> _INSTRUCTIONS FOR THE TASK_
Show every line in the entries below where the word "text" appears.

[Source records]
-- -- --
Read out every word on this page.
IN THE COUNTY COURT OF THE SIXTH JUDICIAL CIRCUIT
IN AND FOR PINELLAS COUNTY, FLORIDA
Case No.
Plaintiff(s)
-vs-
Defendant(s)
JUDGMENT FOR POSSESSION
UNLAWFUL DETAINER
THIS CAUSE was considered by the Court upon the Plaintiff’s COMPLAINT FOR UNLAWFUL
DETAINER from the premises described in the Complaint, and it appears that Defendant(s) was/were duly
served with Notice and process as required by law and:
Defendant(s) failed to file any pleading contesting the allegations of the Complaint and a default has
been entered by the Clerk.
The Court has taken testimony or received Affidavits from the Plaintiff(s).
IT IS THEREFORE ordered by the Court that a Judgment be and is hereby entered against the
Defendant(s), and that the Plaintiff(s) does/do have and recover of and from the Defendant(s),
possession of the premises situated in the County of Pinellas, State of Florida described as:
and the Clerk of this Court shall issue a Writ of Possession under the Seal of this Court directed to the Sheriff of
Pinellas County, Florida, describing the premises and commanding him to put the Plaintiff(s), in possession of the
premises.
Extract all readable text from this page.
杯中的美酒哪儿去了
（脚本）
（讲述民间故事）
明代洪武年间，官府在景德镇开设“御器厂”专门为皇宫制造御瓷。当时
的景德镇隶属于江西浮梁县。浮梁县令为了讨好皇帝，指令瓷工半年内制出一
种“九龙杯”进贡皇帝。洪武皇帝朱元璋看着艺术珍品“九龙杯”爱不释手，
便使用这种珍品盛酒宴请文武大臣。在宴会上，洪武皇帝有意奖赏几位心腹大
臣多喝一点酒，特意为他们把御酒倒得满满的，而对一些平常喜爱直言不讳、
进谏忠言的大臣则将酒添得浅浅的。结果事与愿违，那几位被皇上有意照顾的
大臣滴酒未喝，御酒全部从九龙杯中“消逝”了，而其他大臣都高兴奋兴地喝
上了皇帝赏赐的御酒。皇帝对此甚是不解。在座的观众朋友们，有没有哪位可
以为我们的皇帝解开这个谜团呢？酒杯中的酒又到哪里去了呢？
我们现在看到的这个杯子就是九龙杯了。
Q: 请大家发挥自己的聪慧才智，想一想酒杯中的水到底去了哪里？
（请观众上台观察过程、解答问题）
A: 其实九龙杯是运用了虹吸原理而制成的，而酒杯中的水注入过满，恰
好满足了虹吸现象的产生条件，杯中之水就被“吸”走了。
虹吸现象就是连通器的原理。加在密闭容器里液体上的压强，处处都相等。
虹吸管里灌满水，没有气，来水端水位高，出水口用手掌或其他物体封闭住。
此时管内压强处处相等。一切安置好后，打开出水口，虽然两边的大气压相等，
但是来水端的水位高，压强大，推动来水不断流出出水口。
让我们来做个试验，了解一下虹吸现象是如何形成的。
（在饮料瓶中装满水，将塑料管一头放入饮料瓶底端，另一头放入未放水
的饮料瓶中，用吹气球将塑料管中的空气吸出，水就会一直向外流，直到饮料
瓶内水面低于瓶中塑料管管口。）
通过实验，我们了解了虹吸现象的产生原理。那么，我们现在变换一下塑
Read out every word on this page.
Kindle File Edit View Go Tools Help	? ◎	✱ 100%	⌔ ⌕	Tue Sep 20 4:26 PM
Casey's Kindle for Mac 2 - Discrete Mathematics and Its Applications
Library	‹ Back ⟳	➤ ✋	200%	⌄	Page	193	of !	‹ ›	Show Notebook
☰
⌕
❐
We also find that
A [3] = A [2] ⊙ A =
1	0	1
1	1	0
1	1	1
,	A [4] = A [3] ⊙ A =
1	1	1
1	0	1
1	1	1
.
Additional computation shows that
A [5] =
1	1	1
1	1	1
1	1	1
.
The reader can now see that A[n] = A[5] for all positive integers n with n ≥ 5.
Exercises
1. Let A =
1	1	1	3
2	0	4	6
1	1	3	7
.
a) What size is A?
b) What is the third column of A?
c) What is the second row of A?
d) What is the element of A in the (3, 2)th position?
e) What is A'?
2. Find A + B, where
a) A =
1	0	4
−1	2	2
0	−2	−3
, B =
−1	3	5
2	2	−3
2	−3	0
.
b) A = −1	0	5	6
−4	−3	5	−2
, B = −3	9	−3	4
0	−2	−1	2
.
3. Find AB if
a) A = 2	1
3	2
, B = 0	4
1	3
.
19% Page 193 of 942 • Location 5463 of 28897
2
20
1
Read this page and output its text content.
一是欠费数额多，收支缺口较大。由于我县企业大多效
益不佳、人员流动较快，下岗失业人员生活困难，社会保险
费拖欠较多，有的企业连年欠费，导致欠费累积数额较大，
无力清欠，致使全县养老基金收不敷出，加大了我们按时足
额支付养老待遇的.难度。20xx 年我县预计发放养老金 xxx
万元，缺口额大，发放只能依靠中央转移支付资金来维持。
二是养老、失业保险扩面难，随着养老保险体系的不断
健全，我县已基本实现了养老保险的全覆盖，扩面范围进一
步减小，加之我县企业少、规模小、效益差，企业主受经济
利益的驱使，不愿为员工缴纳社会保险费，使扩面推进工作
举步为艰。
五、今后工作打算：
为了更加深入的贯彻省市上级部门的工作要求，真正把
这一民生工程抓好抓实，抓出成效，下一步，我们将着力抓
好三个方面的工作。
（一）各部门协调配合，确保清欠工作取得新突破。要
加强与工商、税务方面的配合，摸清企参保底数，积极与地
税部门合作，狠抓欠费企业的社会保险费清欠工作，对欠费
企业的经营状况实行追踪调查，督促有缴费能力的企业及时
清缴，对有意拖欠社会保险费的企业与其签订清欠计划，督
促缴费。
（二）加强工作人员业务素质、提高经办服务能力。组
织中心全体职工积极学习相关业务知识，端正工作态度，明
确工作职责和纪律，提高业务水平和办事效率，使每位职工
-- -- --
> _FINISHED TASK_
Extract all readable text from this page.
Read this page and output its text content.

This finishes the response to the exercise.